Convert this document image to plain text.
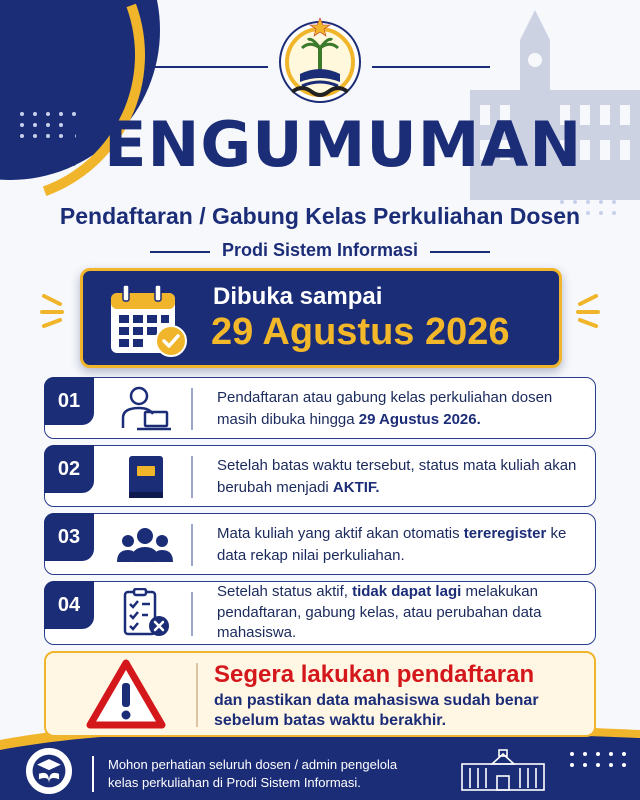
PENGUMUMAN
Pendaftaran / Gabung Kelas Perkuliahan Dosen
Prodi Sistem Informasi
Dibuka sampai
29 Agustus 2026
01	Pendaftaran atau gabung kelas perkuliahan dosen masih dibuka hingga 29 Agustus 2026.
02	Setelah batas waktu tersebut, status mata kuliah akan berubah menjadi AKTIF.
03	Mata kuliah yang aktif akan otomatis tereregister ke data rekap nilai perkuliahan.
04
Setelah status aktif, tidak dapat lagi melakukan pendaftaran, gabung kelas, atau perubahan data mahasiswa.
Segera lakukan pendaftaran
dan pastikan data mahasiswa sudah benar
sebelum batas waktu berakhir.
Mohon perhatian seluruh dosen / admin pengelola
kelas perkuliahan di Prodi Sistem Informasi.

Short problem => Pictures are excluded; repeat every record exactly.

Final result =>
Convert this document image to plain text.
PENGUMUMAN
Pendaftaran / Gabung Kelas Perkuliahan Dosen
Prodi Sistem Informasi
Dibuka sampai
29 Agustus 2026
01	Pendaftaran atau gabung kelas perkuliahan dosen masih dibuka hingga 29 Agustus 2026.
02	Setelah batas waktu tersebut, status mata kuliah akan berubah menjadi AKTIF.
03	Mata kuliah yang aktif akan otomatis tereregister ke data rekap nilai perkuliahan.
04
Setelah status aktif, tidak dapat lagi melakukan pendaftaran, gabung kelas, atau perubahan data mahasiswa.
Segera lakukan pendaftaran
dan pastikan data mahasiswa sudah benar
sebelum batas waktu berakhir.
Mohon perhatian seluruh dosen / admin pengelola
kelas perkuliahan di Prodi Sistem Informasi.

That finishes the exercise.